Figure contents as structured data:
──────────────────────────────

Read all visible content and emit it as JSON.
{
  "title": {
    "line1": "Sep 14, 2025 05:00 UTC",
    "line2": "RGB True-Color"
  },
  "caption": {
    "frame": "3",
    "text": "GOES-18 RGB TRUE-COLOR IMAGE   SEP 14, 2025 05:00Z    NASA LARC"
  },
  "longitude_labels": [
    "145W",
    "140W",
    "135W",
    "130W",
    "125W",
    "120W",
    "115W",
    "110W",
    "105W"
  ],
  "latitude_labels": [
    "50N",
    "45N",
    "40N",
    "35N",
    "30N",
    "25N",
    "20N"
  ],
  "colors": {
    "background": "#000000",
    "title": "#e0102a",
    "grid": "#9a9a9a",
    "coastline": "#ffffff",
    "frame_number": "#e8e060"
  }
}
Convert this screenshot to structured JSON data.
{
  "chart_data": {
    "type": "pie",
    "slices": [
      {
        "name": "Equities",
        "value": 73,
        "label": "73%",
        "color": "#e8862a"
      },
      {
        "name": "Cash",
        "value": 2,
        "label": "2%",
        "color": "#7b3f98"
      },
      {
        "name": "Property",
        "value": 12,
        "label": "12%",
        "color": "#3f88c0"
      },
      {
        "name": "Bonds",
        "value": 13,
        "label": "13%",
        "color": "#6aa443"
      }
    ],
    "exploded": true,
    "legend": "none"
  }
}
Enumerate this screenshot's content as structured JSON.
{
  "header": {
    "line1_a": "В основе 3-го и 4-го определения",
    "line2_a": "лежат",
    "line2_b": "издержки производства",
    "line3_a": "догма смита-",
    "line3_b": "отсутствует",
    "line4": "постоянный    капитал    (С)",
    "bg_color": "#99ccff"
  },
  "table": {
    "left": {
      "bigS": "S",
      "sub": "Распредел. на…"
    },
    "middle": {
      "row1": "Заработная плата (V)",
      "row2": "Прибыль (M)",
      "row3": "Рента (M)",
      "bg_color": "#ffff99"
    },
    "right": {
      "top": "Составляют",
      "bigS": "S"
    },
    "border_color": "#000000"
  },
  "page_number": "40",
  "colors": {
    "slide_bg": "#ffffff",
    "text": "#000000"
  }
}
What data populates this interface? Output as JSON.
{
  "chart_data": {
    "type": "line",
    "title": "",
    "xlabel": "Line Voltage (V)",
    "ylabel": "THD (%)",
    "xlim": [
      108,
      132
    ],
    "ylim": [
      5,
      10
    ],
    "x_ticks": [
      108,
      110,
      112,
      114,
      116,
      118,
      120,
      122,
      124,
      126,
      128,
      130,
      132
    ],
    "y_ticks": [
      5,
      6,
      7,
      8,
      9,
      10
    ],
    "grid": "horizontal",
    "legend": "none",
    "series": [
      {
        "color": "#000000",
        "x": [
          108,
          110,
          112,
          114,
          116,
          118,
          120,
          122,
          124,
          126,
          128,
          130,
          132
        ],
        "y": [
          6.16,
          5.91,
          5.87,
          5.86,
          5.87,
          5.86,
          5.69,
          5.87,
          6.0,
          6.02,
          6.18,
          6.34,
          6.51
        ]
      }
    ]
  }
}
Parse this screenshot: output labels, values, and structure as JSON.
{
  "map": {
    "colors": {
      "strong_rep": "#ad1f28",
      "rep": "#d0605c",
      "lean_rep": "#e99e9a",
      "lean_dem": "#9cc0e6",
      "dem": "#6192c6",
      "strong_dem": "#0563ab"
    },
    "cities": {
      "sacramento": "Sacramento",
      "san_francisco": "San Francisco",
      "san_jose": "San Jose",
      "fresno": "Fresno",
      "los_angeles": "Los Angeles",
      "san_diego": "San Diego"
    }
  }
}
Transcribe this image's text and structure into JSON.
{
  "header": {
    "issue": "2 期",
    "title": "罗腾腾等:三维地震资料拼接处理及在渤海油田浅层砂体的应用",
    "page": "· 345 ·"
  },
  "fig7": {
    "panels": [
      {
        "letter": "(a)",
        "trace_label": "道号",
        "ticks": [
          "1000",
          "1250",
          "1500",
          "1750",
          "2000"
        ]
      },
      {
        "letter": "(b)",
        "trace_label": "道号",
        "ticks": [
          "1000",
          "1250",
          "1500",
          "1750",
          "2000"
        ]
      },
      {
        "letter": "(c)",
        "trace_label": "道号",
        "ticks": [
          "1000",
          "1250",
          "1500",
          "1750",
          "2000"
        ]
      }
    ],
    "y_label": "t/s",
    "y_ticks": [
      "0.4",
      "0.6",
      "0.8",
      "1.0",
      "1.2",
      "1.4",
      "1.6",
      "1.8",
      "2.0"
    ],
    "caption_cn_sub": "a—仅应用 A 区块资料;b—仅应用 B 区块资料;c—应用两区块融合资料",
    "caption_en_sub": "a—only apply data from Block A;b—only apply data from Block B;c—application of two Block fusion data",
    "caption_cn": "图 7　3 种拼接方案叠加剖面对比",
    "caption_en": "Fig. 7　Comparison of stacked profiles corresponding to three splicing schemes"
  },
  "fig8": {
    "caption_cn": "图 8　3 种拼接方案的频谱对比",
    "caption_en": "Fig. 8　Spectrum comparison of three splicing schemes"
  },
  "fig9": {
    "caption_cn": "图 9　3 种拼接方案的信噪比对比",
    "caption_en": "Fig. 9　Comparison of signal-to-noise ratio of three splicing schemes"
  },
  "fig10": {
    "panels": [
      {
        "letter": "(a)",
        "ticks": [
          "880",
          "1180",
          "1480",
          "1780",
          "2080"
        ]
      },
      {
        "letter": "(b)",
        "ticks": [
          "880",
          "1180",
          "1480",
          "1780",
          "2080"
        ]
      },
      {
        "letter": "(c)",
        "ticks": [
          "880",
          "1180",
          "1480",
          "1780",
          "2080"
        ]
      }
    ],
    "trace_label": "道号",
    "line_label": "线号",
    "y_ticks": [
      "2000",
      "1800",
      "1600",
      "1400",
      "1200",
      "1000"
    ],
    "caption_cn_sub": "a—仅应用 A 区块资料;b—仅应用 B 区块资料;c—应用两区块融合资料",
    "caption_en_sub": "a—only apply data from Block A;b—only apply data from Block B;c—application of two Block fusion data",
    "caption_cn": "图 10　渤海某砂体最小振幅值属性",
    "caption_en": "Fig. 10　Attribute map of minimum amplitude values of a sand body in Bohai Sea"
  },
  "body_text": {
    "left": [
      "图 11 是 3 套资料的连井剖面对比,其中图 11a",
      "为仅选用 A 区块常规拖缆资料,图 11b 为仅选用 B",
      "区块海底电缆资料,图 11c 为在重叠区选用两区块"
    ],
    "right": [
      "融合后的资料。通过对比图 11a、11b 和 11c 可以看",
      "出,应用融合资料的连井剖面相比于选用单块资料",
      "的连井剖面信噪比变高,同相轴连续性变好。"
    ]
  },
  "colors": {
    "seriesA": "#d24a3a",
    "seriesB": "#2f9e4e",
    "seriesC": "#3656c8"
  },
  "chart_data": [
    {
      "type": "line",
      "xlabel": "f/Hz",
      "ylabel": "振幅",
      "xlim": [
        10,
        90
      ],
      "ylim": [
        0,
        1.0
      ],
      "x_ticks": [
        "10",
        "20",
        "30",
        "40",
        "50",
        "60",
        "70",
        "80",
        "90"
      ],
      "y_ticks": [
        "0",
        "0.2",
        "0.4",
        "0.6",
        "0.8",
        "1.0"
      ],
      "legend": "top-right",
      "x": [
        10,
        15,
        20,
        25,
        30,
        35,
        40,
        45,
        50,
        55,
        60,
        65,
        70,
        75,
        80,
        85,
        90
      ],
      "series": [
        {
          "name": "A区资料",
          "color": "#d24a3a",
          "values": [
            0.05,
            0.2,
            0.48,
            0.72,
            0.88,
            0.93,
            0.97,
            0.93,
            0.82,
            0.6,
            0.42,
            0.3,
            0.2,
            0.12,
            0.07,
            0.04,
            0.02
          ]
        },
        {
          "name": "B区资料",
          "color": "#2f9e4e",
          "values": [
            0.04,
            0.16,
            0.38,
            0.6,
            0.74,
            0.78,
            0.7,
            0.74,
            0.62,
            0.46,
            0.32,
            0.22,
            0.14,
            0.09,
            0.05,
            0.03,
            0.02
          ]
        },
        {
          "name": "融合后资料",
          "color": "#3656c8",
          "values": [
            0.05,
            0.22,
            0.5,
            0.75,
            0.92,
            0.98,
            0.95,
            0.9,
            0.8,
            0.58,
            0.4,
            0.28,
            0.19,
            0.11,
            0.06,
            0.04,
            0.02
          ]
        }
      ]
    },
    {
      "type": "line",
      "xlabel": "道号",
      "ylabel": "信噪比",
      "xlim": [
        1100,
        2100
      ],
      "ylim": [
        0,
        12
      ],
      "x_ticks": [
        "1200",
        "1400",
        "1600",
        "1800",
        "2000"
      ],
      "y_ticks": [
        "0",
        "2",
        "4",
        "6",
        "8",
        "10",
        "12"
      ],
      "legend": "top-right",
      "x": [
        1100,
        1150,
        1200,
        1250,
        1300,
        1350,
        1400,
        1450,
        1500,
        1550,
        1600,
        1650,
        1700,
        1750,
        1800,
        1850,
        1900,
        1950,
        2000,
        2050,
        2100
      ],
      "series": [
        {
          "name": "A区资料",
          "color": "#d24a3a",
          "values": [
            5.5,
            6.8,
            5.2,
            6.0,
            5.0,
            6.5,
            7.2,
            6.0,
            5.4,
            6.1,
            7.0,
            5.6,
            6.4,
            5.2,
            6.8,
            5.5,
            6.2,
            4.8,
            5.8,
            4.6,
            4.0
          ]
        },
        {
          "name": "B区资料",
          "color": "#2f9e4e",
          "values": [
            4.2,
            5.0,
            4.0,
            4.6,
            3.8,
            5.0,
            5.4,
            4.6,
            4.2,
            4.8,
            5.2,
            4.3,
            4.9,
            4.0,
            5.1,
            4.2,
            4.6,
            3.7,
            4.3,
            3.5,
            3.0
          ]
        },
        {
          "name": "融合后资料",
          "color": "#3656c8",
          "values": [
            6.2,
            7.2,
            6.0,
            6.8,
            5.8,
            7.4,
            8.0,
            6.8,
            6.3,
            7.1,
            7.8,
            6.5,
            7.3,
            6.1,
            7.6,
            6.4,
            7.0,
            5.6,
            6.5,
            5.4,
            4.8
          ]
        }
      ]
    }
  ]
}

──────────────────────────────

◆ Directive:
Of all the lines in the entries, how many contain the word "type"? Give only the number.

◆ The response:
4